Extract the lines that hold the string "screenshot".

(Figure record listings)
◇ ◇ ◇ ◇
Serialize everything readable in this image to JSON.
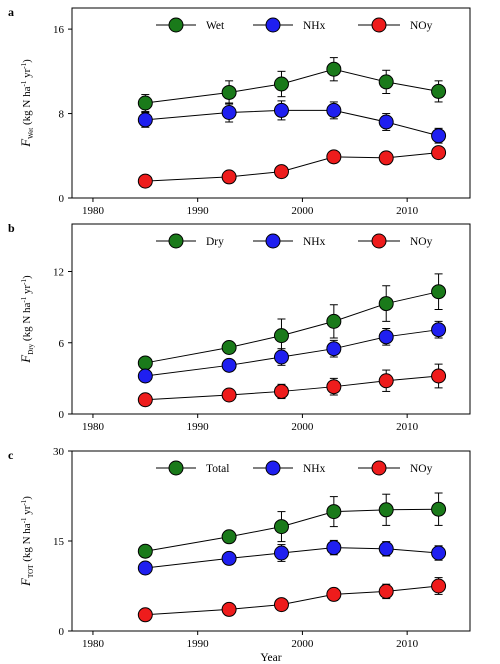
{
  "chart_data": [
    {
      "type": "line",
      "panel": "a",
      "ylabel_prefix": "F",
      "ylabel_sub": "Wet",
      "ylabel_unit": "(kg N ha",
      "ylabel_unit2": " yr",
      "sup": "-1",
      "xlim": [
        1978,
        2016
      ],
      "ylim": [
        0,
        18
      ],
      "xticks": [
        1980,
        1990,
        2000,
        2010
      ],
      "yticks": [
        0,
        8,
        16
      ],
      "x": [
        1985,
        1993,
        1998,
        2003,
        2008,
        2013
      ],
      "legend_position": "top",
      "series": [
        {
          "name": "Wet",
          "color": "#1a7a1a",
          "values": [
            9.0,
            10.0,
            10.8,
            12.2,
            11.0,
            10.1
          ],
          "err": [
            0.8,
            1.1,
            1.2,
            1.1,
            1.1,
            1.0
          ]
        },
        {
          "name": "NHx",
          "color": "#1f1ff0",
          "values": [
            7.4,
            8.1,
            8.3,
            8.3,
            7.2,
            5.9
          ],
          "err": [
            0.7,
            0.9,
            0.9,
            0.8,
            0.8,
            0.7
          ]
        },
        {
          "name": "NOy",
          "color": "#ee1c1c",
          "values": [
            1.6,
            2.0,
            2.5,
            3.9,
            3.8,
            4.3
          ],
          "err": [
            0.2,
            0.2,
            0.3,
            0.4,
            0.4,
            0.5
          ]
        }
      ]
    },
    {
      "type": "line",
      "panel": "b",
      "ylabel_prefix": "F",
      "ylabel_sub": "Dry",
      "ylabel_unit": "(kg N ha",
      "ylabel_unit2": " yr",
      "sup": "-1",
      "xlim": [
        1978,
        2016
      ],
      "ylim": [
        0,
        16
      ],
      "xticks": [
        1980,
        1990,
        2000,
        2010
      ],
      "yticks": [
        0,
        6,
        12
      ],
      "x": [
        1985,
        1993,
        1998,
        2003,
        2008,
        2013
      ],
      "legend_position": "top",
      "series": [
        {
          "name": "Dry",
          "color": "#1a7a1a",
          "values": [
            4.3,
            5.6,
            6.6,
            7.8,
            9.3,
            10.3
          ],
          "err": [
            0.3,
            0.4,
            1.4,
            1.4,
            1.5,
            1.5
          ]
        },
        {
          "name": "NHx",
          "color": "#1f1ff0",
          "values": [
            3.2,
            4.1,
            4.8,
            5.5,
            6.5,
            7.1
          ],
          "err": [
            0.3,
            0.4,
            0.7,
            0.7,
            0.7,
            0.7
          ]
        },
        {
          "name": "NOy",
          "color": "#ee1c1c",
          "values": [
            1.2,
            1.6,
            1.9,
            2.3,
            2.8,
            3.2
          ],
          "err": [
            0.2,
            0.3,
            0.6,
            0.7,
            0.9,
            1.0
          ]
        }
      ]
    },
    {
      "type": "line",
      "panel": "c",
      "ylabel_prefix": "F",
      "ylabel_sub": "TOT",
      "ylabel_unit": "(kg N ha",
      "ylabel_unit2": " yr",
      "sup": "-1",
      "xlabel": "Year",
      "xlim": [
        1978,
        2016
      ],
      "ylim": [
        0,
        30
      ],
      "xticks": [
        1980,
        1990,
        2000,
        2010
      ],
      "yticks": [
        0,
        15,
        30
      ],
      "x": [
        1985,
        1993,
        1998,
        2003,
        2008,
        2013
      ],
      "legend_position": "top",
      "series": [
        {
          "name": "Total",
          "color": "#1a7a1a",
          "values": [
            13.3,
            15.7,
            17.4,
            19.9,
            20.2,
            20.3
          ],
          "err": [
            0.4,
            0.5,
            2.5,
            2.5,
            2.6,
            2.7
          ]
        },
        {
          "name": "NHx",
          "color": "#1f1ff0",
          "values": [
            10.5,
            12.1,
            13.0,
            13.9,
            13.7,
            13.0
          ],
          "err": [
            0.4,
            0.5,
            1.4,
            1.2,
            1.2,
            1.2
          ]
        },
        {
          "name": "NOy",
          "color": "#ee1c1c",
          "values": [
            2.7,
            3.6,
            4.4,
            6.1,
            6.6,
            7.5
          ],
          "err": [
            0.3,
            0.4,
            0.8,
            1.0,
            1.2,
            1.4
          ]
        }
      ]
    }
  ]
}
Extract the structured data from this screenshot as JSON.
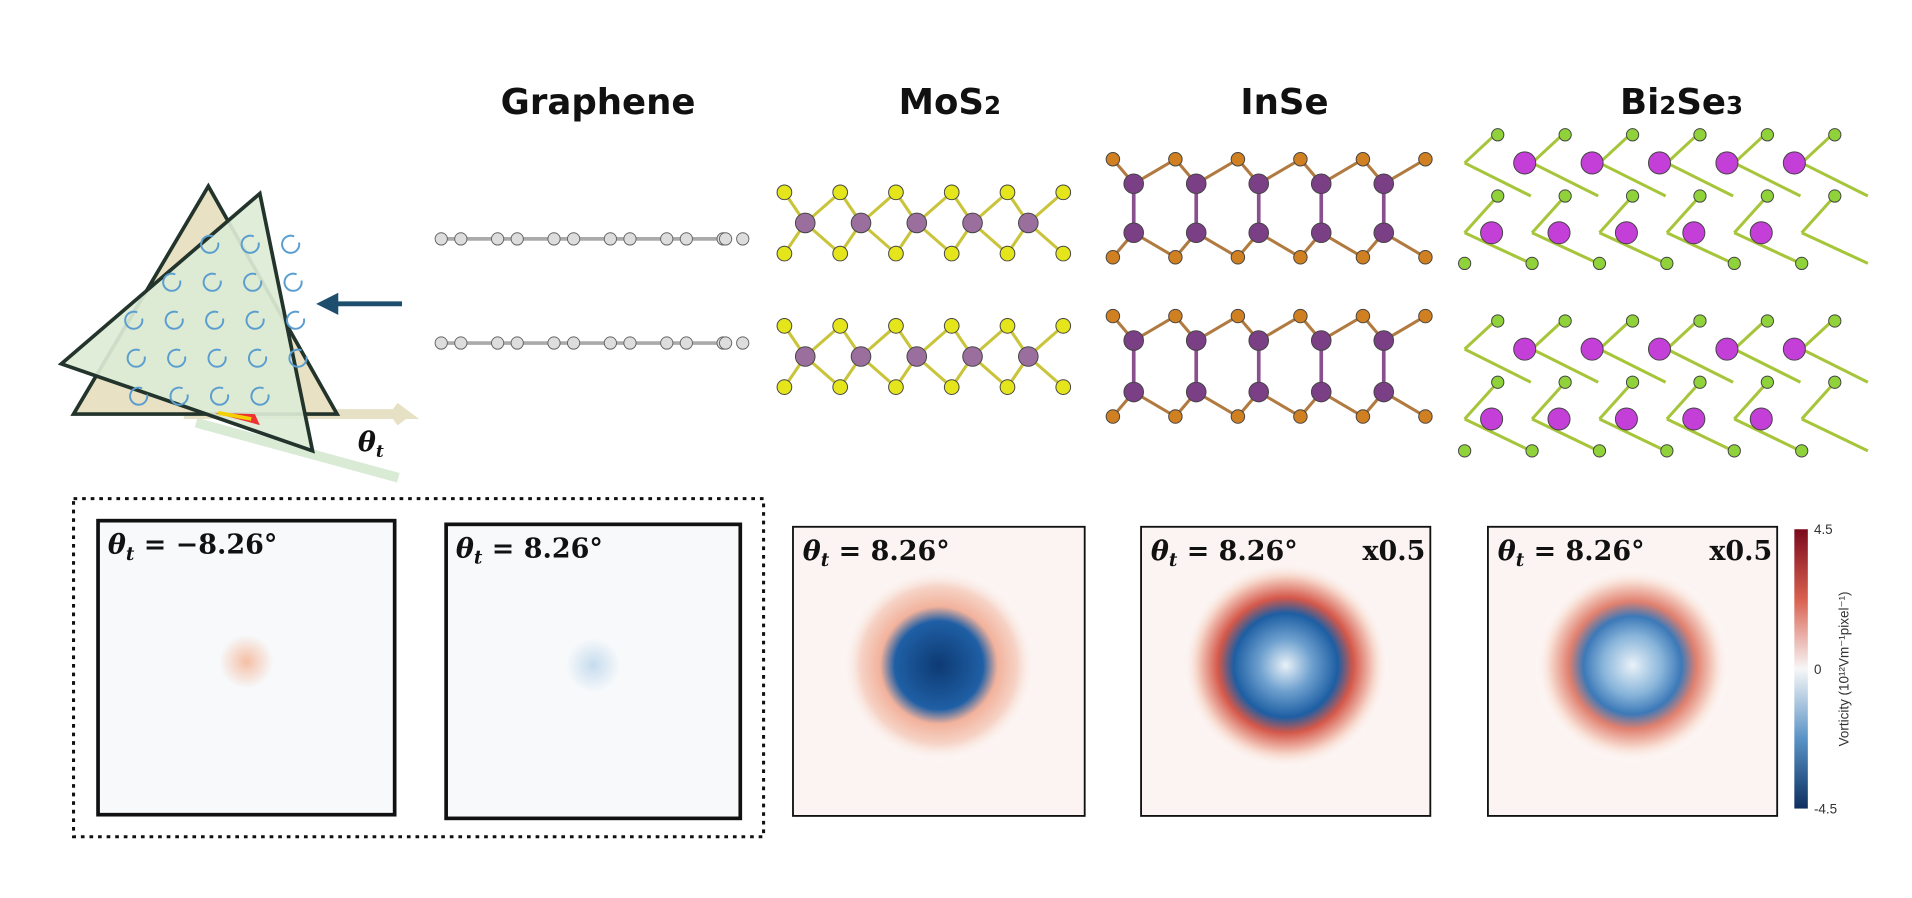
{
  "header": {
    "columns": [
      {
        "title": [
          "Graphene"
        ]
      },
      {
        "title": [
          "MoS",
          "2"
        ]
      },
      {
        "title": [
          "InSe"
        ]
      },
      {
        "title": [
          "Bi",
          "2",
          "Se",
          "3"
        ]
      }
    ]
  },
  "diagram": {
    "angle": {
      "symbol": "θ",
      "sub": "t"
    }
  },
  "panels": [
    {
      "symbol": "θ",
      "sub": "t",
      "angle": " = −8.26°"
    },
    {
      "symbol": "θ",
      "sub": "t",
      "angle": " = 8.26°"
    },
    {
      "symbol": "θ",
      "sub": "t",
      "angle": " = 8.26°"
    },
    {
      "symbol": "θ",
      "sub": "t",
      "angle": " = 8.26°",
      "scale": "x0.5"
    },
    {
      "symbol": "θ",
      "sub": "t",
      "angle": " = 8.26°",
      "scale": "x0.5"
    }
  ],
  "colorbar": {
    "max": "4.5",
    "mid": "0",
    "min": "-4.5",
    "label": "Vorticity (10¹²Vm⁻¹pixel⁻¹)"
  }
}
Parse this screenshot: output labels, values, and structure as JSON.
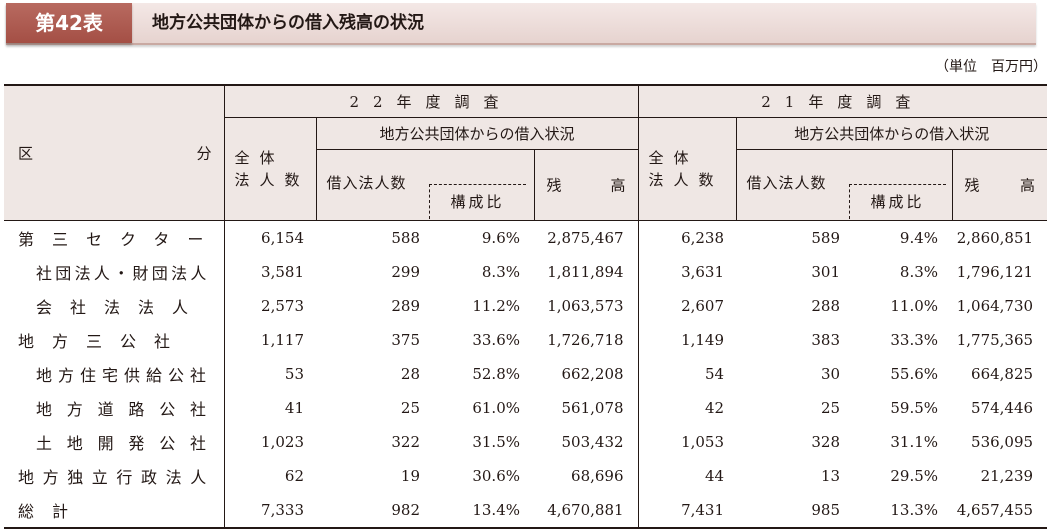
{
  "header": {
    "badge": "第42表",
    "title": "地方公共団体からの借入残高の状況"
  },
  "unit": "（単位　百万円）",
  "table": {
    "category_label_left": "区",
    "category_label_right": "分",
    "year_a": "22年度調査",
    "year_b": "21年度調査",
    "total_corp_line1": "全体",
    "total_corp_line2": "法人数",
    "borrow_status": "地方公共団体からの借入状況",
    "borrowing_corps": "借入法人数",
    "ratio": "構成比",
    "balance_left": "残",
    "balance_right": "高",
    "rows": [
      {
        "label": "第三セクター",
        "indent": false,
        "a_total": "6,154",
        "a_borrow": "588",
        "a_ratio": "9.6%",
        "a_balance": "2,875,467",
        "b_total": "6,238",
        "b_borrow": "589",
        "b_ratio": "9.4%",
        "b_balance": "2,860,851"
      },
      {
        "label": "社団法人・財団法人",
        "indent": true,
        "a_total": "3,581",
        "a_borrow": "299",
        "a_ratio": "8.3%",
        "a_balance": "1,811,894",
        "b_total": "3,631",
        "b_borrow": "301",
        "b_ratio": "8.3%",
        "b_balance": "1,796,121"
      },
      {
        "label": "会社法法人",
        "indent": true,
        "a_total": "2,573",
        "a_borrow": "289",
        "a_ratio": "11.2%",
        "a_balance": "1,063,573",
        "b_total": "2,607",
        "b_borrow": "288",
        "b_ratio": "11.0%",
        "b_balance": "1,064,730"
      },
      {
        "label": "地方三公社",
        "indent": false,
        "a_total": "1,117",
        "a_borrow": "375",
        "a_ratio": "33.6%",
        "a_balance": "1,726,718",
        "b_total": "1,149",
        "b_borrow": "383",
        "b_ratio": "33.3%",
        "b_balance": "1,775,365"
      },
      {
        "label": "地方住宅供給公社",
        "indent": true,
        "a_total": "53",
        "a_borrow": "28",
        "a_ratio": "52.8%",
        "a_balance": "662,208",
        "b_total": "54",
        "b_borrow": "30",
        "b_ratio": "55.6%",
        "b_balance": "664,825"
      },
      {
        "label": "地方道路公社",
        "indent": true,
        "a_total": "41",
        "a_borrow": "25",
        "a_ratio": "61.0%",
        "a_balance": "561,078",
        "b_total": "42",
        "b_borrow": "25",
        "b_ratio": "59.5%",
        "b_balance": "574,446"
      },
      {
        "label": "土地開発公社",
        "indent": true,
        "a_total": "1,023",
        "a_borrow": "322",
        "a_ratio": "31.5%",
        "a_balance": "503,432",
        "b_total": "1,053",
        "b_borrow": "328",
        "b_ratio": "31.1%",
        "b_balance": "536,095"
      },
      {
        "label": "地方独立行政法人",
        "indent": false,
        "a_total": "62",
        "a_borrow": "19",
        "a_ratio": "30.6%",
        "a_balance": "68,696",
        "b_total": "44",
        "b_borrow": "13",
        "b_ratio": "29.5%",
        "b_balance": "21,239"
      },
      {
        "label": "総計",
        "indent": false,
        "a_total": "7,333",
        "a_borrow": "982",
        "a_ratio": "13.4%",
        "a_balance": "4,670,881",
        "b_total": "7,431",
        "b_borrow": "985",
        "b_ratio": "13.3%",
        "b_balance": "4,657,455"
      }
    ]
  }
}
◇ ◇ ◇ ◇
EXERCISE ANSWER:
Extract the structured data from this screenshot as JSON.
Parse this screenshot: output labels, values, and structure as JSON.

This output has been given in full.